Listings of element locations
:::::
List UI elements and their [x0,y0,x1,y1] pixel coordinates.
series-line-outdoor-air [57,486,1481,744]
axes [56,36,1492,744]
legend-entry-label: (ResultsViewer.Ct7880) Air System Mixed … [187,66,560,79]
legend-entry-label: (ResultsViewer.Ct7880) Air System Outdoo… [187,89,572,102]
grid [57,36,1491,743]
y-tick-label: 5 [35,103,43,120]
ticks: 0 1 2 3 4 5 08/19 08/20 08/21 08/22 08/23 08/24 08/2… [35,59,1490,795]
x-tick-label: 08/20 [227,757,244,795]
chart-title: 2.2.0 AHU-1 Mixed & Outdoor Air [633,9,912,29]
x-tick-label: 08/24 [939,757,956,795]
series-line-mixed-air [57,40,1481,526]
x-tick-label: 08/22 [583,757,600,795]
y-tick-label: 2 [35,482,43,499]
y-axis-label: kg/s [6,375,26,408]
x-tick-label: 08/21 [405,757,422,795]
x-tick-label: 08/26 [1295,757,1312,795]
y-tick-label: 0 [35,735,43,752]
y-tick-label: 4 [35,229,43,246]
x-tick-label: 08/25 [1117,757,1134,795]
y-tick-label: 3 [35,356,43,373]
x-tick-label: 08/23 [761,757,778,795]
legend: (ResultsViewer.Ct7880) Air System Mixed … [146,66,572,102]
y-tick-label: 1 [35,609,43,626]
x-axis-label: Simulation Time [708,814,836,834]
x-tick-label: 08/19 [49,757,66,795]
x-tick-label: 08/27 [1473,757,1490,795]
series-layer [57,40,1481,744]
:::::
DIRECTIONS FOR THIS TASK
Copy every line of the records above word for word, changing nothing.

SOLUTION BELOW
List UI elements and their [x0,y0,x1,y1] pixel coordinates.
series-line-outdoor-air [57,486,1481,744]
axes [56,36,1492,744]
legend-entry-label: (ResultsViewer.Ct7880) Air System Mixed … [187,66,560,79]
legend-entry-label: (ResultsViewer.Ct7880) Air System Outdoo… [187,89,572,102]
grid [57,36,1491,743]
y-tick-label: 5 [35,103,43,120]
ticks: 0 1 2 3 4 5 08/19 08/20 08/21 08/22 08/23 08/24 08/2… [35,59,1490,795]
x-tick-label: 08/20 [227,757,244,795]
chart-title: 2.2.0 AHU-1 Mixed & Outdoor Air [633,9,912,29]
x-tick-label: 08/24 [939,757,956,795]
series-line-mixed-air [57,40,1481,526]
x-tick-label: 08/22 [583,757,600,795]
y-tick-label: 2 [35,482,43,499]
y-axis-label: kg/s [6,375,26,408]
x-tick-label: 08/21 [405,757,422,795]
x-tick-label: 08/26 [1295,757,1312,795]
y-tick-label: 0 [35,735,43,752]
y-tick-label: 4 [35,229,43,246]
x-tick-label: 08/25 [1117,757,1134,795]
y-tick-label: 3 [35,356,43,373]
x-tick-label: 08/23 [761,757,778,795]
legend: (ResultsViewer.Ct7880) Air System Mixed … [146,66,572,102]
y-tick-label: 1 [35,609,43,626]
x-axis-label: Simulation Time [708,814,836,834]
x-tick-label: 08/19 [49,757,66,795]
x-tick-label: 08/27 [1473,757,1490,795]
series-layer [57,40,1481,744]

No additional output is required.